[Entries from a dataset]
%%
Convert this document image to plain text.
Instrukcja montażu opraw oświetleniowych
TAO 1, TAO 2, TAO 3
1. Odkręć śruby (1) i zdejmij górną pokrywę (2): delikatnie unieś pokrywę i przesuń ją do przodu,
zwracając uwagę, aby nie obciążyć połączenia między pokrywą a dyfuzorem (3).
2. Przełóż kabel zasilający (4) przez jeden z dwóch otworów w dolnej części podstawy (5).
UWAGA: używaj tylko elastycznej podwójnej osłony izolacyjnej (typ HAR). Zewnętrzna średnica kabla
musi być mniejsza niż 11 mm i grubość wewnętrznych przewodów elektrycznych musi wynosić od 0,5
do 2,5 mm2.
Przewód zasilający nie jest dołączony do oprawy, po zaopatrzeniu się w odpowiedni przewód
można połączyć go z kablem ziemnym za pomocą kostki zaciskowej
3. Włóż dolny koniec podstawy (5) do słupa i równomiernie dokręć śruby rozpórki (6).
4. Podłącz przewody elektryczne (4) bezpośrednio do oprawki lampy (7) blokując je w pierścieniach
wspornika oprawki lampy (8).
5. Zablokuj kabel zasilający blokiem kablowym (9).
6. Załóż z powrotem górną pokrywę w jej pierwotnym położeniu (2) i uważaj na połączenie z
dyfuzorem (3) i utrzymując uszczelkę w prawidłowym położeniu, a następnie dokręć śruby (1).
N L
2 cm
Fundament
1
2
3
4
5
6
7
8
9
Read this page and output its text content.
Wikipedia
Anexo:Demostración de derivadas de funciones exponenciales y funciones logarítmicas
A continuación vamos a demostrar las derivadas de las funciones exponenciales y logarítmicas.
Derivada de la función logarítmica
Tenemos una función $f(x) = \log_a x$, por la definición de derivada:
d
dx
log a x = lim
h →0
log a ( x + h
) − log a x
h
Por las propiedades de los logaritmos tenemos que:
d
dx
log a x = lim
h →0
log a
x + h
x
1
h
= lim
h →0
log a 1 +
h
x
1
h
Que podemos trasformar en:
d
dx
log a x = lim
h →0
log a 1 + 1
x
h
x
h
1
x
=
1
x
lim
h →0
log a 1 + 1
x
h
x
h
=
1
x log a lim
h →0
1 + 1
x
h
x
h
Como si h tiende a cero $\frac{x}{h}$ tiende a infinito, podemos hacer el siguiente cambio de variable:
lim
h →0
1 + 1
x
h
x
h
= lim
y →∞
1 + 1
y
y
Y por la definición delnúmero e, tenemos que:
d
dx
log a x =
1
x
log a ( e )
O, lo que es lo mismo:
%%
DIRECTIONS FOR THIS TASK
Give only the number of lines in the entries that contain "oprawki".

SOLUTION
2